SHORT EXERCISE → Reproduce verbatim the lines of the material from the line with "data-label: 44 — [741, 50, 756, 60]" up to and including the line with "x-tick-label: 100 — [1143, 655, 1164, 665]".

DATA FOR THIS EXERCISE →

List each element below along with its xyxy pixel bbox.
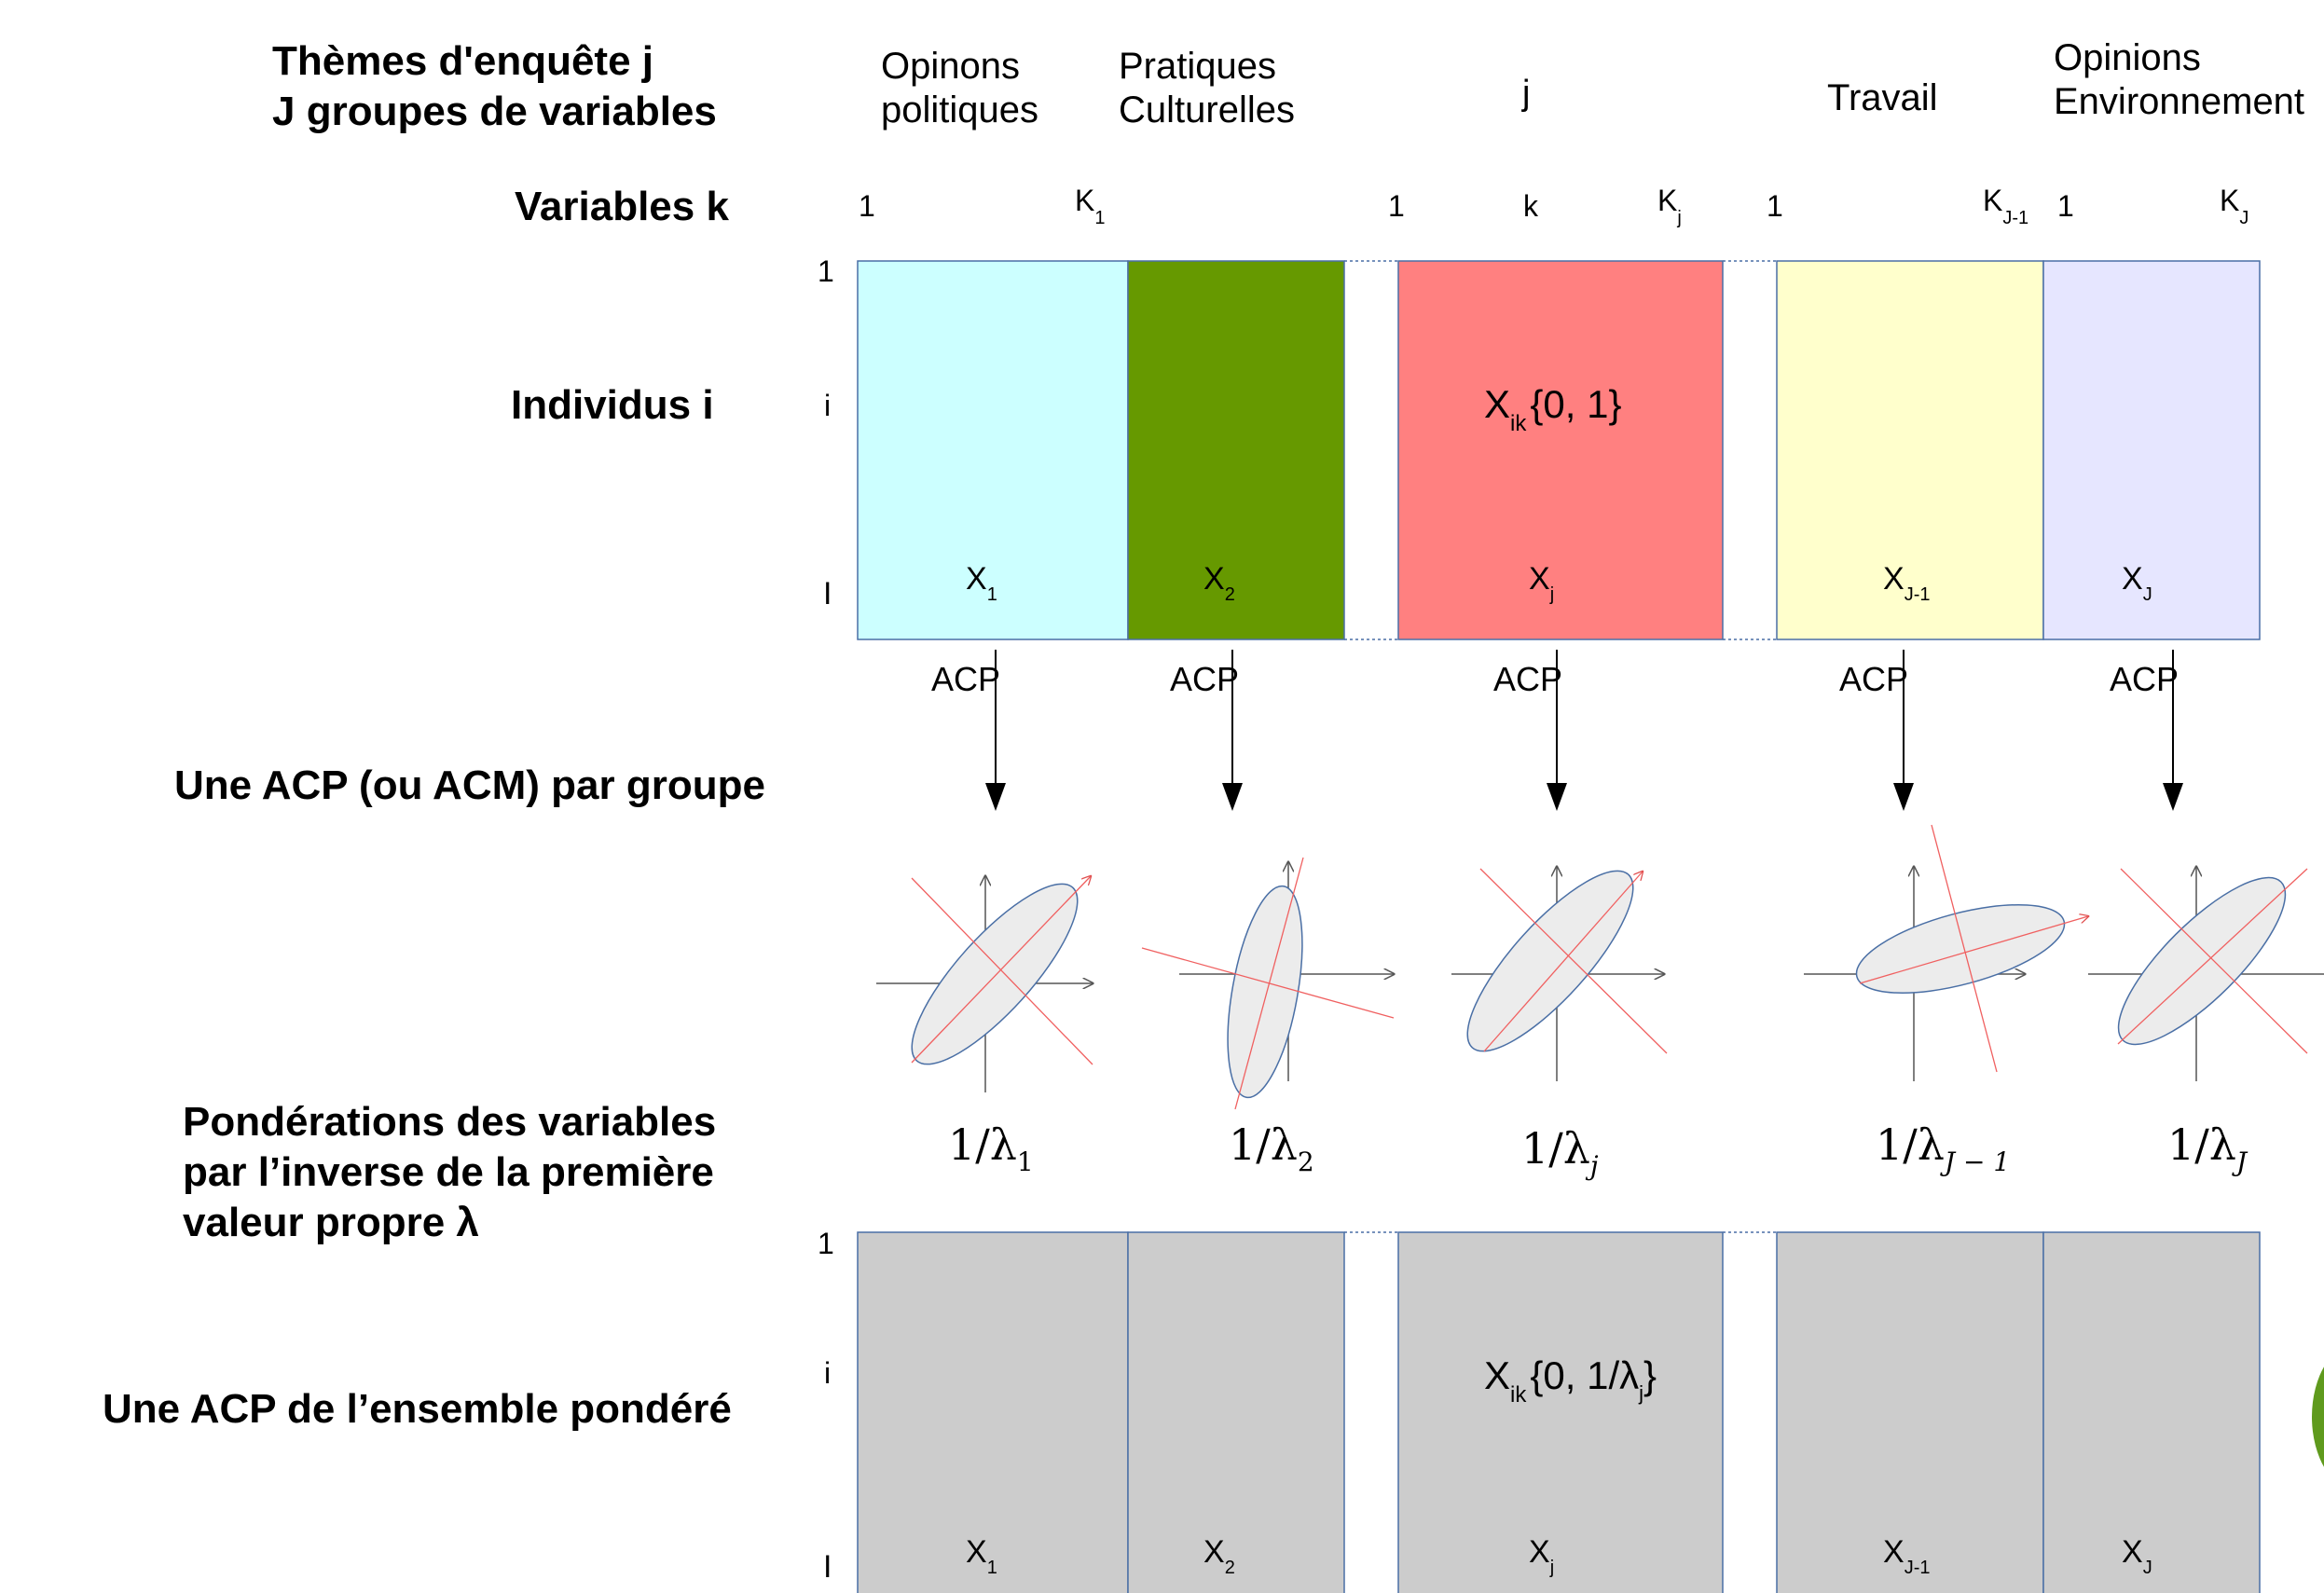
- row-label-i-bottom: i: [824, 1356, 831, 1390]
- theme-environnement-line2: Environnement: [2054, 81, 2304, 122]
- block-label-X1-top: X1: [966, 561, 997, 605]
- cell-xik-top: Xik{0, 1}: [1484, 382, 1621, 436]
- cell-xik-bottom: Xik{0, 1/λj}: [1484, 1353, 1657, 1408]
- block-politiques: [857, 260, 1129, 640]
- var-tick-1-gJm1: 1: [1767, 189, 1783, 223]
- weight-2: 1/λ2: [1229, 1119, 1314, 1177]
- var-tick-KJm1: KJ-1: [1983, 184, 2028, 228]
- arrow-head-2: [1222, 783, 1243, 811]
- theme-j: j: [1521, 74, 1530, 113]
- block-label-XJ-bottom: XJ: [2122, 1534, 2152, 1578]
- acp-label-Jm1: ACP: [1839, 660, 1908, 698]
- var-tick-1-gj: 1: [1388, 189, 1405, 223]
- logo-fragment: [2312, 1366, 2324, 1467]
- acp-label-1: ACP: [931, 660, 1000, 698]
- theme-politiques-line1: Opinons: [881, 46, 1020, 87]
- acp-label-2: ACP: [1170, 660, 1239, 698]
- weighted-block-environnement: [2042, 1231, 2261, 1593]
- pca-plot-2: [1141, 857, 1394, 1110]
- var-tick-1-g1: 1: [859, 189, 875, 223]
- themes-title-line2: J groupes de variables: [272, 89, 717, 134]
- ponderation-label-line3: valeur propre λ: [183, 1200, 479, 1245]
- pca-plot-J: [2088, 856, 2324, 1081]
- block-culturelles: [1127, 260, 1345, 640]
- block-label-XJ-top: XJ: [2122, 561, 2152, 605]
- weighted-block-culturelles: [1127, 1231, 1345, 1593]
- arrow-head-J: [2163, 783, 2183, 811]
- theme-culturelles-line2: Culturelles: [1119, 89, 1295, 130]
- theme-politiques-line2: politiques: [881, 89, 1038, 130]
- ponderation-label-line2: par l’inverse de la première: [183, 1149, 714, 1195]
- pca-plot-j: [1451, 849, 1668, 1081]
- acp-label-J: ACP: [2110, 660, 2179, 698]
- acp-arrows: ACP ACP ACP ACP ACP: [931, 650, 2183, 811]
- weighted-block-politiques: [857, 1231, 1129, 1593]
- ponderation-label-line1: Pondérations des variables: [183, 1099, 716, 1145]
- block-environnement: [2042, 260, 2261, 640]
- block-travail: [1776, 260, 2044, 640]
- weight-j: 1/λj: [1521, 1123, 1599, 1181]
- theme-environnement-line1: Opinions: [2054, 37, 2201, 78]
- var-tick-1-gJ: 1: [2057, 189, 2074, 223]
- weight-J: 1/λJ: [2167, 1119, 2248, 1177]
- block-label-Xj-bottom: Xj: [1529, 1534, 1554, 1578]
- gap-connectors-top: [1344, 260, 1777, 640]
- arrow-head-Jm1: [1893, 783, 1914, 811]
- variables-label: Variables k: [515, 184, 729, 229]
- acp-ensemble-label: Une ACP de l’ensemble pondéré: [103, 1386, 732, 1432]
- block-label-X2-bottom: X2: [1203, 1534, 1235, 1578]
- row-label-1-bottom: 1: [818, 1227, 834, 1260]
- acp-par-groupe-label: Une ACP (ou ACM) par groupe: [174, 762, 765, 808]
- weight-1: 1/λ1: [948, 1119, 1034, 1177]
- weight-Jm1: 1/λJ − 1: [1876, 1119, 2010, 1177]
- arrow-head-1: [985, 783, 1006, 811]
- weighted-block-j: [1397, 1231, 1724, 1593]
- block-label-X1-bottom: X1: [966, 1534, 997, 1578]
- block-j: [1397, 260, 1724, 640]
- var-tick-K1: K1: [1075, 184, 1105, 228]
- acp-label-j: ACP: [1493, 660, 1562, 698]
- var-tick-KJ: KJ: [2220, 184, 2248, 228]
- theme-travail: Travail: [1827, 77, 1938, 118]
- block-label-XJm1-top: XJ-1: [1883, 561, 1930, 605]
- row-label-I-top: I: [823, 576, 832, 611]
- block-label-Xj-top: Xj: [1529, 561, 1554, 605]
- arrow-head-j: [1547, 783, 1567, 811]
- row-label-1-top: 1: [818, 254, 834, 288]
- weighted-block-travail: [1776, 1231, 2044, 1593]
- var-tick-Kj: Kj: [1657, 184, 1682, 228]
- pca-plot-1: [876, 862, 1100, 1092]
- themes-title-line1: Thèmes d'enquête j: [272, 38, 653, 84]
- row-label-i-top: i: [824, 389, 831, 422]
- block-label-X2-top: X2: [1203, 561, 1235, 605]
- pca-plot-Jm1: [1804, 824, 2088, 1081]
- theme-culturelles-line1: Pratiques: [1119, 46, 1276, 87]
- individus-label: Individus i: [511, 382, 714, 428]
- var-tick-k: k: [1523, 189, 1539, 223]
- row-label-I-bottom: I: [823, 1549, 832, 1585]
- block-label-XJm1-bottom: XJ-1: [1883, 1534, 1930, 1578]
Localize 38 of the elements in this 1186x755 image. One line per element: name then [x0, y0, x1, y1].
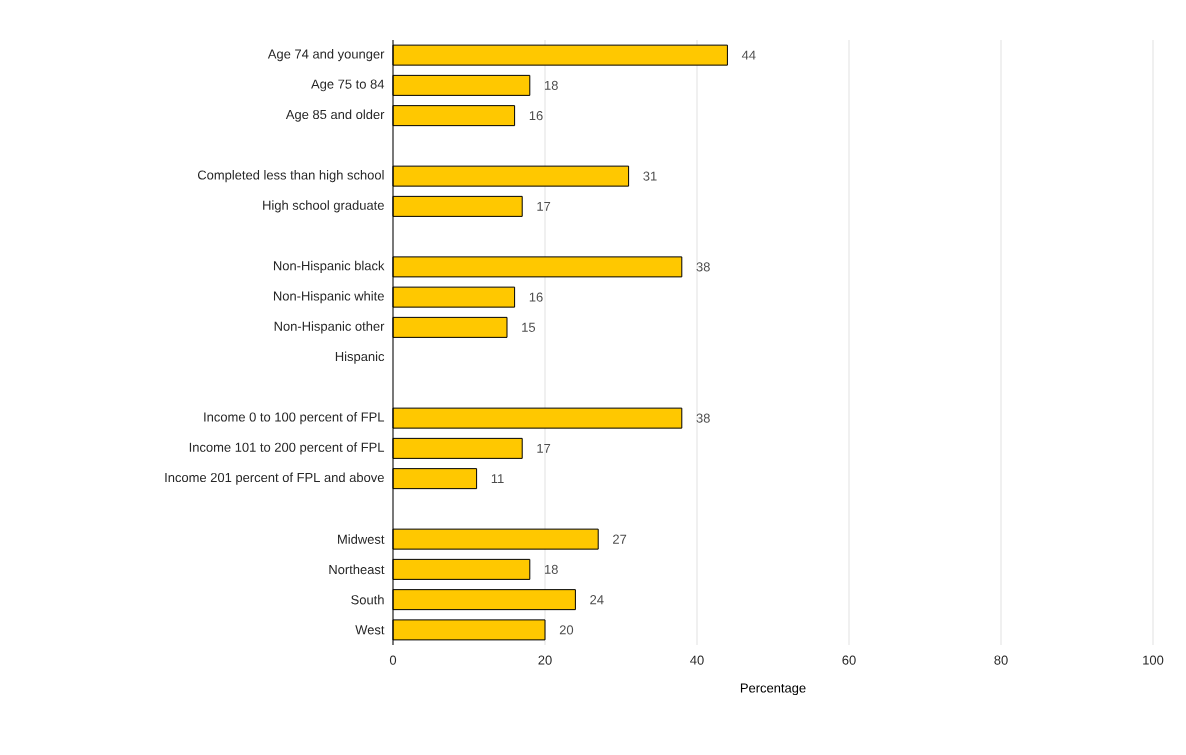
data-label: 44 — [741, 50, 756, 60]
y-tick-label: Age 75 to 84 — [311, 79, 385, 92]
y-tick-label: Non-Hispanic other — [274, 321, 385, 334]
x-tick-label: 0 — [389, 655, 397, 665]
x-tick-label: 100 — [1143, 655, 1164, 665]
data-label: 38 — [696, 262, 710, 272]
y-tick-label: Age 85 and older — [285, 109, 385, 122]
data-label: 18 — [544, 80, 558, 90]
x-axis-title: Percentage — [740, 683, 806, 696]
data-label: 16 — [529, 111, 543, 121]
x-tick-label: 40 — [690, 655, 704, 665]
data-label: 11 — [491, 474, 504, 484]
y-tick-label: Non-Hispanic black — [273, 260, 385, 273]
y-tick-label: Income 0 to 100 percent of FPL — [204, 412, 385, 425]
y-tick-label: Non-Hispanic white — [273, 291, 384, 304]
y-tick-label: Northeast — [329, 564, 385, 575]
y-tick-label: South — [351, 594, 384, 605]
data-label: 17 — [537, 201, 551, 211]
y-tick-label: Midwest — [338, 534, 385, 544]
data-label: 38 — [696, 413, 710, 423]
x-tick-label: 20 — [538, 655, 552, 665]
x-tick-label: 80 — [994, 655, 1008, 665]
data-label: 31 — [643, 171, 657, 181]
data-label: 16 — [529, 292, 543, 302]
y-tick-label: High school graduate — [263, 200, 384, 213]
y-tick-label: West — [355, 625, 385, 635]
y-tick-label: Age 74 and younger — [267, 49, 385, 62]
data-label: 17 — [537, 443, 551, 453]
x-tick-label: 60 — [842, 655, 856, 665]
data-label: 27 — [613, 534, 627, 544]
y-tick-label: Hispanic — [335, 351, 385, 364]
y-tick-label: Income 101 to 200 percent of FPL — [189, 442, 385, 455]
y-tick-label: Income 201 percent of FPL and above — [165, 472, 384, 485]
data-label: 20 — [559, 625, 574, 635]
data-label: 18 — [544, 564, 558, 574]
data-label: 15 — [522, 322, 536, 332]
y-tick-label: Completed less than high school — [197, 170, 384, 183]
data-label: 24 — [590, 595, 604, 605]
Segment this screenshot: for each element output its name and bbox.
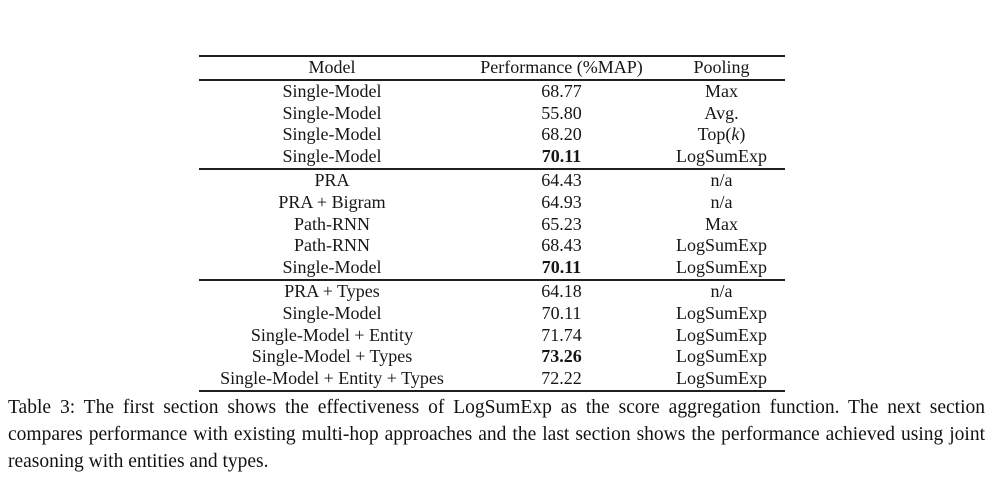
table-row: Single-Model 70.11 LogSumExp (199, 146, 785, 169)
pooling-cell: Top(k) (697, 124, 746, 145)
performance-cell: 72.22 (541, 368, 582, 389)
pooling-cell: n/a (710, 191, 733, 212)
performance-cell: 64.43 (541, 169, 582, 190)
model-cell: Single-Model + Entity + Types (220, 368, 444, 389)
table-row: Single-Model 68.77 Max (199, 80, 785, 103)
table-row: Single-Model + Types 73.26 LogSumExp (199, 346, 785, 368)
performance-cell: 70.11 (541, 146, 582, 167)
model-cell: PRA + Bigram (278, 191, 386, 212)
table-row: PRA + Types 64.18 n/a (199, 280, 785, 303)
table-row: Path-RNN 68.43 LogSumExp (199, 235, 785, 257)
pooling-cell: Max (705, 213, 738, 234)
table-section: PRA + Types 64.18 n/a Single-Model 70.11 LogS… (199, 279, 785, 391)
table-row: Path-RNN 65.23 Max (199, 214, 785, 236)
table-row: Single-Model 70.11 LogSumExp (199, 303, 785, 325)
table-section: Single-Model 68.77 Max Single-Model 55.80 Avg… (199, 80, 785, 169)
table-row: Single-Model 68.20 Top(k) (199, 124, 785, 146)
performance-cell: 70.11 (541, 302, 582, 323)
table-row: PRA + Bigram 64.93 n/a (199, 192, 785, 214)
math-variable: k (731, 124, 740, 145)
model-cell: Single-Model (282, 124, 382, 145)
performance-cell: 68.43 (541, 235, 582, 256)
model-cell: PRA (314, 169, 350, 190)
pooling-cell: LogSumExp (675, 368, 767, 389)
pooling-cell: LogSumExp (675, 257, 767, 278)
table-section: PRA 64.43 n/a PRA + Bigram 64.93 n/a Path-RNN 6… (199, 168, 785, 280)
model-cell: Single-Model + Types (251, 346, 413, 367)
performance-cell: 55.80 (541, 102, 582, 123)
model-cell: Single-Model (282, 102, 382, 123)
column-header: Performance (%MAP) (480, 57, 643, 77)
pooling-cell: LogSumExp (675, 324, 767, 345)
column-header: Pooling (693, 57, 750, 77)
model-cell: Single-Model + Entity (250, 324, 414, 345)
model-cell: Single-Model (282, 257, 382, 278)
model-cell: Path-RNN (294, 213, 370, 234)
model-cell: Single-Model (282, 302, 382, 323)
pooling-cell: Avg. (704, 102, 739, 123)
table-row: PRA 64.43 n/a (199, 169, 785, 192)
pooling-cell: n/a (710, 280, 733, 301)
model-cell: Single-Model (282, 80, 382, 101)
model-cell: Single-Model (282, 146, 382, 167)
table-row: Single-Model 55.80 Avg. (199, 103, 785, 125)
table-row: Single-Model + Entity 71.74 LogSumExp (199, 325, 785, 347)
table-row: Single-Model 70.11 LogSumExp (199, 257, 785, 280)
pooling-cell: n/a (710, 169, 733, 190)
model-cell: Path-RNN (294, 235, 370, 256)
performance-cell: 71.74 (541, 324, 582, 345)
performance-cell: 64.18 (541, 280, 582, 301)
performance-cell: 68.77 (541, 80, 582, 101)
performance-cell: 73.26 (541, 346, 582, 367)
performance-cell: 68.20 (541, 124, 582, 145)
pooling-cell: LogSumExp (675, 302, 767, 323)
table-caption: Table 3: The first section shows the eff… (8, 397, 985, 472)
pooling-cell: LogSumExp (675, 346, 767, 367)
column-header: Model (308, 57, 356, 77)
pooling-cell: Max (705, 80, 738, 101)
results-table: Model Performance (%MAP) Pooling Single-Mo… (199, 55, 785, 392)
table-header: Model Performance (%MAP) Pooling (199, 56, 785, 80)
performance-cell: 70.11 (541, 257, 582, 278)
pooling-cell: LogSumExp (675, 146, 767, 167)
pooling-cell: LogSumExp (675, 235, 767, 256)
header-row: Model Performance (%MAP) Pooling (199, 56, 785, 80)
performance-cell: 64.93 (541, 191, 582, 212)
table-row: Single-Model + Entity + Types 72.22 LogSum… (199, 368, 785, 391)
model-cell: PRA + Types (284, 280, 380, 301)
performance-cell: 65.23 (541, 213, 582, 234)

TASK ANSWER →
data-label: 44 — [741, 50, 756, 60]
y-tick-label: Age 75 to 84 — [311, 79, 385, 92]
y-tick-label: Non-Hispanic other — [274, 321, 385, 334]
x-tick-label: 0 — [389, 655, 397, 665]
x-tick-label: 100 — [1143, 655, 1164, 665]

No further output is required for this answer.